REQUIRED TASK: Please repeat all of the lines that follow, exactly as written.

===== DATA SUPPLIED =====

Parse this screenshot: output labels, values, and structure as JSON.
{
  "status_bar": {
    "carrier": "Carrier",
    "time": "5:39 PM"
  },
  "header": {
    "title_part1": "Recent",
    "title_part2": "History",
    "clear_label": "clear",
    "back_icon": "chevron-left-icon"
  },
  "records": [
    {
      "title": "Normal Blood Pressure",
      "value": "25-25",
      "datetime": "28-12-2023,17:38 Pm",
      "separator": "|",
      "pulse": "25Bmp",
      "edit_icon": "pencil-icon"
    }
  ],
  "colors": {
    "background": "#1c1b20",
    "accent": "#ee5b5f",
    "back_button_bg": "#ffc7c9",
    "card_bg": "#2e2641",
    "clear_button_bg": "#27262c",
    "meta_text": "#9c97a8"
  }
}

=====

THE REPLY:
Parse this screenshot: output labels, values, and structure as JSON.
{
  "status_bar": {
    "carrier": "Carrier",
    "time": "5:39 PM"
  },
  "header": {
    "title_part1": "Recent",
    "title_part2": "History",
    "clear_label": "clear",
    "back_icon": "chevron-left-icon"
  },
  "records": [
    {
      "title": "Normal Blood Pressure",
      "value": "25-25",
      "datetime": "28-12-2023,17:38 Pm",
      "separator": "|",
      "pulse": "25Bmp",
      "edit_icon": "pencil-icon"
    }
  ],
  "colors": {
    "background": "#1c1b20",
    "accent": "#ee5b5f",
    "back_button_bg": "#ffc7c9",
    "card_bg": "#2e2641",
    "clear_button_bg": "#27262c",
    "meta_text": "#9c97a8"
  }
}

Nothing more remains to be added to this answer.